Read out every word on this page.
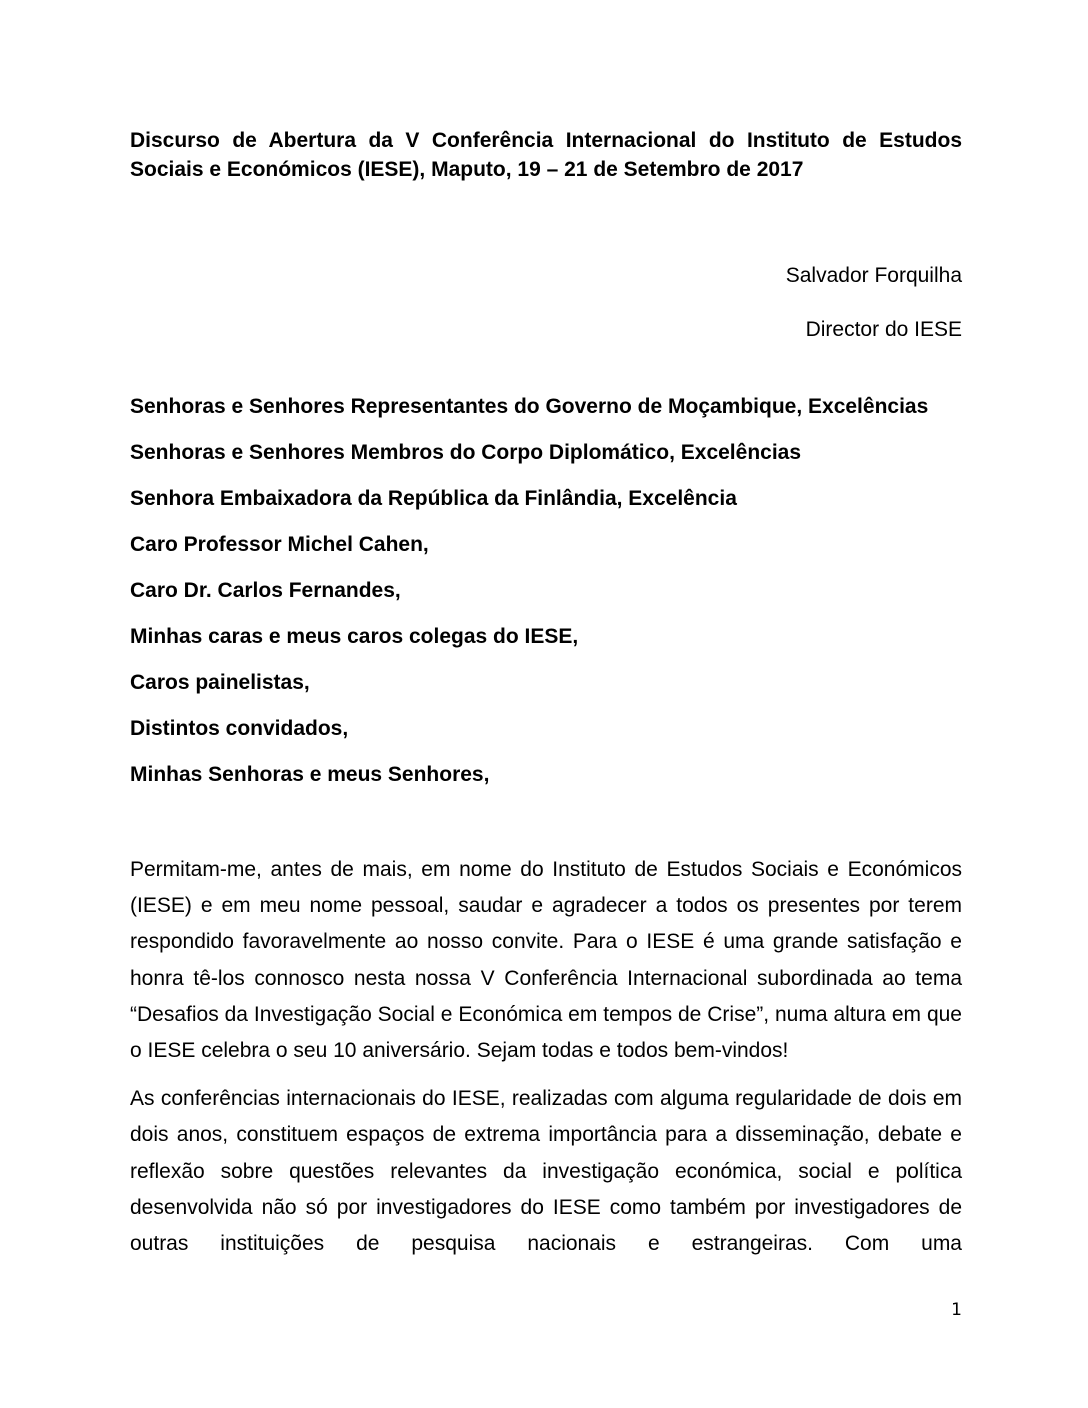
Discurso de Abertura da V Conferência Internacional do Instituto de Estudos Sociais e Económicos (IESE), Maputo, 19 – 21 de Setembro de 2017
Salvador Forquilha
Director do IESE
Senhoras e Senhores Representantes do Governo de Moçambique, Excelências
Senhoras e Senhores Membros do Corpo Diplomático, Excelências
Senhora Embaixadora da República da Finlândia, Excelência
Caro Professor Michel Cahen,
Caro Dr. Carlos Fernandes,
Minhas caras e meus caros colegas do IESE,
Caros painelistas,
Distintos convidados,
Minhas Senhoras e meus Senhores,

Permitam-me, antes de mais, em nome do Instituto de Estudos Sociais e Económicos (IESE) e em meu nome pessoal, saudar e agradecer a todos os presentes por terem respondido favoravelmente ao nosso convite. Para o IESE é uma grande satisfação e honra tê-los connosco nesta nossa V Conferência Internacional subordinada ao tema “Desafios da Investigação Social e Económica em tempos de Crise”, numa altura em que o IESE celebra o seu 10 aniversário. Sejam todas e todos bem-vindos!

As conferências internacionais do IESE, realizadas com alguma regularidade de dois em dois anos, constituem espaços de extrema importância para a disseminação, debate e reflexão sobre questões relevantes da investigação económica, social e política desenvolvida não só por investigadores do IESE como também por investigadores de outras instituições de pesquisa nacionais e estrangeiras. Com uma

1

■ PROMPT ■
Print the records word for word and exclude any picture they hold.

■ OUTPUT OF THE TASK ■
Read out every word on this page.
Discurso de Abertura da V Conferência Internacional do Instituto de Estudos Sociais e Económicos (IESE), Maputo, 19 – 21 de Setembro de 2017
Salvador Forquilha
Director do IESE
Senhoras e Senhores Representantes do Governo de Moçambique, Excelências
Senhoras e Senhores Membros do Corpo Diplomático, Excelências
Senhora Embaixadora da República da Finlândia, Excelência
Caro Professor Michel Cahen,
Caro Dr. Carlos Fernandes,
Minhas caras e meus caros colegas do IESE,
Caros painelistas,
Distintos convidados,
Minhas Senhoras e meus Senhores,

Permitam-me, antes de mais, em nome do Instituto de Estudos Sociais e Económicos (IESE) e em meu nome pessoal, saudar e agradecer a todos os presentes por terem respondido favoravelmente ao nosso convite. Para o IESE é uma grande satisfação e honra tê-los connosco nesta nossa V Conferência Internacional subordinada ao tema “Desafios da Investigação Social e Económica em tempos de Crise”, numa altura em que o IESE celebra o seu 10 aniversário. Sejam todas e todos bem-vindos!

As conferências internacionais do IESE, realizadas com alguma regularidade de dois em dois anos, constituem espaços de extrema importância para a disseminação, debate e reflexão sobre questões relevantes da investigação económica, social e política desenvolvida não só por investigadores do IESE como também por investigadores de outras instituições de pesquisa nacionais e estrangeiras. Com uma

1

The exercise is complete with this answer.